Exercise: Collect the lines of the entries where "xlabel" shows up.

Data for the task:
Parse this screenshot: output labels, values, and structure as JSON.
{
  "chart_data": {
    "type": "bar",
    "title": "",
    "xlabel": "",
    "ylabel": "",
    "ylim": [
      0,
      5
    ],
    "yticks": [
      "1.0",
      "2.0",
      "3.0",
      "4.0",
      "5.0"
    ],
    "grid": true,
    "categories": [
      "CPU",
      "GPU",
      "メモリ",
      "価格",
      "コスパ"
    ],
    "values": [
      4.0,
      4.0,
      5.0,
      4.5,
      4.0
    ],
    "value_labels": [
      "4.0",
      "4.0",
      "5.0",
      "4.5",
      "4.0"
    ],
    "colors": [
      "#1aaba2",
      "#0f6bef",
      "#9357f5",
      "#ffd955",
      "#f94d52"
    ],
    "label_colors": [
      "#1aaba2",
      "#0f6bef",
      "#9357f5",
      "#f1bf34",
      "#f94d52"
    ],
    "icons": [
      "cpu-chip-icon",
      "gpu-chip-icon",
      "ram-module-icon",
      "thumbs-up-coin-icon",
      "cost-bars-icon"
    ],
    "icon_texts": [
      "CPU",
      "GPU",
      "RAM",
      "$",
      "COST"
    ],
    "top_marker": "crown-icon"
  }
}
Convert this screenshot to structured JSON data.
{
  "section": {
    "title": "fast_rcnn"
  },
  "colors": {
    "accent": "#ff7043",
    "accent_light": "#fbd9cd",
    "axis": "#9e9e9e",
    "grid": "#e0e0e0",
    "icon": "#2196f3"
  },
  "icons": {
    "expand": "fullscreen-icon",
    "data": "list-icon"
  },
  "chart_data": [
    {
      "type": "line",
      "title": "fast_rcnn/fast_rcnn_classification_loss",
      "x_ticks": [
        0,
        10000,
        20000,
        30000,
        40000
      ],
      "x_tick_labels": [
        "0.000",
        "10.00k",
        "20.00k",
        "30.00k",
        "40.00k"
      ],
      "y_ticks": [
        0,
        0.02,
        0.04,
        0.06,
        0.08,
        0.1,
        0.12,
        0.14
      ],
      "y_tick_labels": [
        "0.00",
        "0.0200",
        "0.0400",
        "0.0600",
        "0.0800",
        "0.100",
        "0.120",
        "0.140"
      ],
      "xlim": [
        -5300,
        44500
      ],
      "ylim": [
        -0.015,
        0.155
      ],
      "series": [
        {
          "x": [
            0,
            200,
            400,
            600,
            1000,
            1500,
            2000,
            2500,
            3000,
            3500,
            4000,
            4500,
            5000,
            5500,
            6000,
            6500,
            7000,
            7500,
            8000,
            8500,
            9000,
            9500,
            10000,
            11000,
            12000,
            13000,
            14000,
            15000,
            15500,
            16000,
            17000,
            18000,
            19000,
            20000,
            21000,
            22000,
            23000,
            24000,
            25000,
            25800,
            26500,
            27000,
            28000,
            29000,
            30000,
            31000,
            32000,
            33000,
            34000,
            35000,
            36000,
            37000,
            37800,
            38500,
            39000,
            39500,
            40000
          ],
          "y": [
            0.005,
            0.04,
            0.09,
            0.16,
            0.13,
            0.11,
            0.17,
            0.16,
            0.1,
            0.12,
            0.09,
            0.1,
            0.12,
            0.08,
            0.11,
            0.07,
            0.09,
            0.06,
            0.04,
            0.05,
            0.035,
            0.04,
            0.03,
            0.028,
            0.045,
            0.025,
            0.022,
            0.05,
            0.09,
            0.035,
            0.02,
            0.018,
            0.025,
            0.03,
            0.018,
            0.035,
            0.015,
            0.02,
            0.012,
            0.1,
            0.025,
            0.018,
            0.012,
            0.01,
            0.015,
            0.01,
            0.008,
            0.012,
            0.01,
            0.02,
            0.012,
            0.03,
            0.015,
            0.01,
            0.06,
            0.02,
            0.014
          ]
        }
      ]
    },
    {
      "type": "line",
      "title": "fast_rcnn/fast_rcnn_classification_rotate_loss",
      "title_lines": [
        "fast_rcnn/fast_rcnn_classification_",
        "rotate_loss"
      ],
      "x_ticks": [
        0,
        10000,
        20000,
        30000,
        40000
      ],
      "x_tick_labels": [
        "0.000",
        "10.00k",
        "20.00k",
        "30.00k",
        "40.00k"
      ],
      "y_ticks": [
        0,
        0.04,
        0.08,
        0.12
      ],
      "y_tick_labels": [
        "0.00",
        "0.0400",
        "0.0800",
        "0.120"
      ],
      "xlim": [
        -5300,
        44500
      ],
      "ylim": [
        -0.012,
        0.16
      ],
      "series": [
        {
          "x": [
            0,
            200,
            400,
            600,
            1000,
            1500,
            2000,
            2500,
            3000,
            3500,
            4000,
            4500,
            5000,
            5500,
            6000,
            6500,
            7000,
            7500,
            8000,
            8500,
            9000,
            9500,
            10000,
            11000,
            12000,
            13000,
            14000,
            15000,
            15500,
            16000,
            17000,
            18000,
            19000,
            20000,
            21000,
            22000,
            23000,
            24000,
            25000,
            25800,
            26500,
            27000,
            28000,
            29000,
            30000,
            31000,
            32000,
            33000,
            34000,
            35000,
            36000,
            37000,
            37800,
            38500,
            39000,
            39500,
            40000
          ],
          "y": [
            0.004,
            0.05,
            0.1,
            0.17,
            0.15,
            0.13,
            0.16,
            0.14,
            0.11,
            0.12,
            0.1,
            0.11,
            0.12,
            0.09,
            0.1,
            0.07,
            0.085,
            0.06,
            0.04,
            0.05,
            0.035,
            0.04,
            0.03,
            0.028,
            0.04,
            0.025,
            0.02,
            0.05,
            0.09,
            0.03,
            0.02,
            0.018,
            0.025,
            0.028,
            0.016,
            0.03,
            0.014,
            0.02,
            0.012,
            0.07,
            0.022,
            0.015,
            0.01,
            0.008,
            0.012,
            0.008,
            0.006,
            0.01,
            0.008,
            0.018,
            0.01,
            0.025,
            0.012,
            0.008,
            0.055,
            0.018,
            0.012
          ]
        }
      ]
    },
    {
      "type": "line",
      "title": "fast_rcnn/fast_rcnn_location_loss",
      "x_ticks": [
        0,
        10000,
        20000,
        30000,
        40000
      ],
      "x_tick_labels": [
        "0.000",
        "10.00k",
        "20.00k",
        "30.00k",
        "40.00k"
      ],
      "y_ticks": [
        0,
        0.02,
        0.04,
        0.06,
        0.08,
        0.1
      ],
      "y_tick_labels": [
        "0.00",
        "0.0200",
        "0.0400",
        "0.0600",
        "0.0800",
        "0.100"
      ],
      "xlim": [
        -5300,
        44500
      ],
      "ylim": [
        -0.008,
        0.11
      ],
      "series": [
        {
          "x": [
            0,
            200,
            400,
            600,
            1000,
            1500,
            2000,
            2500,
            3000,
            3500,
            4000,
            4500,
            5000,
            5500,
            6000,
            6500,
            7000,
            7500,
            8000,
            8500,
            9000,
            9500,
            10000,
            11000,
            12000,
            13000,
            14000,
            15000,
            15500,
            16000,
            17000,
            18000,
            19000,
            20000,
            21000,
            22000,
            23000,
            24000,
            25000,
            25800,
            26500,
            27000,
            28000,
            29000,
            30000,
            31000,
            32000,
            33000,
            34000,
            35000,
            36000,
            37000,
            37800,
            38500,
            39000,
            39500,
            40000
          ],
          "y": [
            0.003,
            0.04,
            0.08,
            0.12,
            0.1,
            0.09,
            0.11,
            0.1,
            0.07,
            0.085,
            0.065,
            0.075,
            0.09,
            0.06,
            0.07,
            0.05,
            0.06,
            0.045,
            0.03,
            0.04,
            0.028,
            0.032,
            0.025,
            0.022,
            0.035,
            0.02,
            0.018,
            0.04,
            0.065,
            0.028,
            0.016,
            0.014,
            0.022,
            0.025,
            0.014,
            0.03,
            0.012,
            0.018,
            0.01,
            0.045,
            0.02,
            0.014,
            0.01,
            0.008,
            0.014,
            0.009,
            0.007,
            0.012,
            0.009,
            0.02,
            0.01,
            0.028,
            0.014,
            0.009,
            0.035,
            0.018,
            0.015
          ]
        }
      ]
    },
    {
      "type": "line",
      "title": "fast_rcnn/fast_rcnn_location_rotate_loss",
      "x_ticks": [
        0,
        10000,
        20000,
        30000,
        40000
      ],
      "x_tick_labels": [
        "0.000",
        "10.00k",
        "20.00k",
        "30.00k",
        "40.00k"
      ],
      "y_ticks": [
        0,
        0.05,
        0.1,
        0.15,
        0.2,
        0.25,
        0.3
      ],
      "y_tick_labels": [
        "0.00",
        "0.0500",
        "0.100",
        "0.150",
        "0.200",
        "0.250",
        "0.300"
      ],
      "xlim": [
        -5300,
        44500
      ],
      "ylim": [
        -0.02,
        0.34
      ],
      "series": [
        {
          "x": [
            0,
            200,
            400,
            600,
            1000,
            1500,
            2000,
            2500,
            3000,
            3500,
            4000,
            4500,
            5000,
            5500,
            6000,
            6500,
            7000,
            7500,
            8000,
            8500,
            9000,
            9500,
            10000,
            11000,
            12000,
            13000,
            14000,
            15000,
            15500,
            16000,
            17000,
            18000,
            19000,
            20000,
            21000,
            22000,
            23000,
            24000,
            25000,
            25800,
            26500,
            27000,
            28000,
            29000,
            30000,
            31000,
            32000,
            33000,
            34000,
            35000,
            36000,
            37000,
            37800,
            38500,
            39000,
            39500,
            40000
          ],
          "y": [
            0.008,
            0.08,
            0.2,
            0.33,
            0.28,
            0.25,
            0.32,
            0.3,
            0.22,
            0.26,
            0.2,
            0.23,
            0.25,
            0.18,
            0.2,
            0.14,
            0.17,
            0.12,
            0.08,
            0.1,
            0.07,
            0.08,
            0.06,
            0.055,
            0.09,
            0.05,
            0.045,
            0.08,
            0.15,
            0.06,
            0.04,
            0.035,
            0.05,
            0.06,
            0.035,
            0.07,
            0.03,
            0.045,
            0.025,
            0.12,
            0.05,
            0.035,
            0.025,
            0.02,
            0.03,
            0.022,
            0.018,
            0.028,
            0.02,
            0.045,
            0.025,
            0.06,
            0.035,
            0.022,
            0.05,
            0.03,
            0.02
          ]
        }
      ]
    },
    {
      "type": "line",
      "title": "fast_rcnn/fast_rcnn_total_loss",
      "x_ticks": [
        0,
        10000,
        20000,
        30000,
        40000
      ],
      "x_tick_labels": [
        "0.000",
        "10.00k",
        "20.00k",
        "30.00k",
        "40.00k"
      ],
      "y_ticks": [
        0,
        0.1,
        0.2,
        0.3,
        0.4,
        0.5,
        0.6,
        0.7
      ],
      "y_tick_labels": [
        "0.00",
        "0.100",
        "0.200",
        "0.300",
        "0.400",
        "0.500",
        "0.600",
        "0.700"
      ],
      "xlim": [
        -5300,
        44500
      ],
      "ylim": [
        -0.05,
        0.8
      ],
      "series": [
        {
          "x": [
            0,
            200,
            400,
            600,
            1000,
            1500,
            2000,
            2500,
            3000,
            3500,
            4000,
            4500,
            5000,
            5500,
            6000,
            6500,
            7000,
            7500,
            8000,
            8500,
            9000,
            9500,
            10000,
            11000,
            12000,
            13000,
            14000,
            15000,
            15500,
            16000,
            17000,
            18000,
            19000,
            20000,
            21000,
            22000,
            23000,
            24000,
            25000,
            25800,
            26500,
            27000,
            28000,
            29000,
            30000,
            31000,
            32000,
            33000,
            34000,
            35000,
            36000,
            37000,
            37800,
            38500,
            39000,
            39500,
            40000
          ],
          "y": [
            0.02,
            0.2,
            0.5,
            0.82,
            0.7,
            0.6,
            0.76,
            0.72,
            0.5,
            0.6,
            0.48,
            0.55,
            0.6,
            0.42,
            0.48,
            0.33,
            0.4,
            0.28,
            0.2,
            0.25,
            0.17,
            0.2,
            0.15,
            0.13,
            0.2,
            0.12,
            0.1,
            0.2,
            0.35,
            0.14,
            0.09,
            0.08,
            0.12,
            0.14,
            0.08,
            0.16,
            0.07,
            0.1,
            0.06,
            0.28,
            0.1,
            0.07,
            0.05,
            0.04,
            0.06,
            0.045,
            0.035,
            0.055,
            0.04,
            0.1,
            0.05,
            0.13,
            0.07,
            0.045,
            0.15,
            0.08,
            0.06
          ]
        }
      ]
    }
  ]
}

---

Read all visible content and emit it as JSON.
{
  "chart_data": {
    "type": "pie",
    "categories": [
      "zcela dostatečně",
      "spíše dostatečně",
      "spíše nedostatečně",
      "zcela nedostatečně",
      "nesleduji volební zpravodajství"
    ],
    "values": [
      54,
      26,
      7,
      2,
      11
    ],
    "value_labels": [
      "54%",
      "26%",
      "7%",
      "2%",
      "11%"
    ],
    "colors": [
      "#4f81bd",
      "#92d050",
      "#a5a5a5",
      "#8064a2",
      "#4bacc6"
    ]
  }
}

---

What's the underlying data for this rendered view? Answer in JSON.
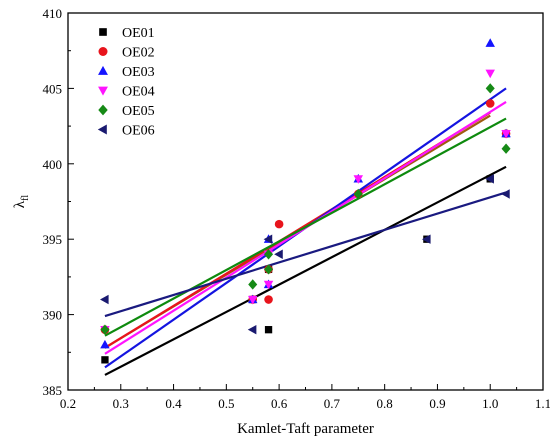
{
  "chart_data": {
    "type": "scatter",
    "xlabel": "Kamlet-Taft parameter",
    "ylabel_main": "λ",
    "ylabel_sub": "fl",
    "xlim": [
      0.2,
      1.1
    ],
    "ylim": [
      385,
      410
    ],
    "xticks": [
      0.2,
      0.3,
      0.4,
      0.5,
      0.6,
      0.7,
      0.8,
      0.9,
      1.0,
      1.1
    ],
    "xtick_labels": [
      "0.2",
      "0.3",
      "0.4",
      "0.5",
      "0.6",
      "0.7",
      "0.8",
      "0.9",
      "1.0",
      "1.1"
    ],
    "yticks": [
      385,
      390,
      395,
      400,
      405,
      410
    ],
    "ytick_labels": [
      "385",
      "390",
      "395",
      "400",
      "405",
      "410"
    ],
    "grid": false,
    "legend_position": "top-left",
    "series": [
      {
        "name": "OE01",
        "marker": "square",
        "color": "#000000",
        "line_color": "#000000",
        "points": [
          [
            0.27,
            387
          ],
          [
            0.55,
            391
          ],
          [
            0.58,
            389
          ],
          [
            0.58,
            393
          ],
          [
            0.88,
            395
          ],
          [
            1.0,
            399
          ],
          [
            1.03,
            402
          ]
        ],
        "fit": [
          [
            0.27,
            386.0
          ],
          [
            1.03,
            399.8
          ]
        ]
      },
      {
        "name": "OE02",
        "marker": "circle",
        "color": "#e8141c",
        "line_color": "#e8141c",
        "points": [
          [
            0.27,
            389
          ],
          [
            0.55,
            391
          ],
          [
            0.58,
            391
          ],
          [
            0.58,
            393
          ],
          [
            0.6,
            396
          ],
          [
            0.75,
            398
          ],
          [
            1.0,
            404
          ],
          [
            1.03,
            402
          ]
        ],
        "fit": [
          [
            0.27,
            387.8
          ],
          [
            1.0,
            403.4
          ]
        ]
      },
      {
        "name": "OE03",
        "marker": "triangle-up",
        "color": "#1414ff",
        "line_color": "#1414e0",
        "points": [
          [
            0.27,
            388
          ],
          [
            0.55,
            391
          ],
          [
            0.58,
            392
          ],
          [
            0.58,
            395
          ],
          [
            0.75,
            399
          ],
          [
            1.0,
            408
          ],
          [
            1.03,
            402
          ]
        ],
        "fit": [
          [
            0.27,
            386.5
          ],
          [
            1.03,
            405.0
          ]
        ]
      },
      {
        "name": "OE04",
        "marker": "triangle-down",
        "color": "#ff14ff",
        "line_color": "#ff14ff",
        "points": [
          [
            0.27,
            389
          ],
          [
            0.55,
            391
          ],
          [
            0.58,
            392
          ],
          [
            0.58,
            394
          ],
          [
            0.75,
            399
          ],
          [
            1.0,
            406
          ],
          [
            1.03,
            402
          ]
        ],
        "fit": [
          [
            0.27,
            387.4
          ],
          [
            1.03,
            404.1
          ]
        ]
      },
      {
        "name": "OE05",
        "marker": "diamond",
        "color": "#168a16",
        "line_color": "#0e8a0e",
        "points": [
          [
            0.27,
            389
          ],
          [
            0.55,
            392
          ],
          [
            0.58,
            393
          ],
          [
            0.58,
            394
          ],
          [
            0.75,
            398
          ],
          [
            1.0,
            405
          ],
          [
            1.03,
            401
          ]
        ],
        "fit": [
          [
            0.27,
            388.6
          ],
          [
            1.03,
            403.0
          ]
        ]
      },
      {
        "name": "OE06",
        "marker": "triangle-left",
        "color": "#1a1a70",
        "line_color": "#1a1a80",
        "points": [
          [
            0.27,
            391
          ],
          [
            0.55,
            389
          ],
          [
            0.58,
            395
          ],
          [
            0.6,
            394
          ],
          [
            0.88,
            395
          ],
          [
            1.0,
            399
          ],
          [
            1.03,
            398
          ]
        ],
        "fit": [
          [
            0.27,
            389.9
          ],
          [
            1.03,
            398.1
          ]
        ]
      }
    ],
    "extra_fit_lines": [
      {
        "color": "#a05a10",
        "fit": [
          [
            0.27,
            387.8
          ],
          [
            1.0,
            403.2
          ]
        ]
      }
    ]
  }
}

Problem solution:
    "xlabel": "",
    "xlabel": "Kamlet-Taft parameter",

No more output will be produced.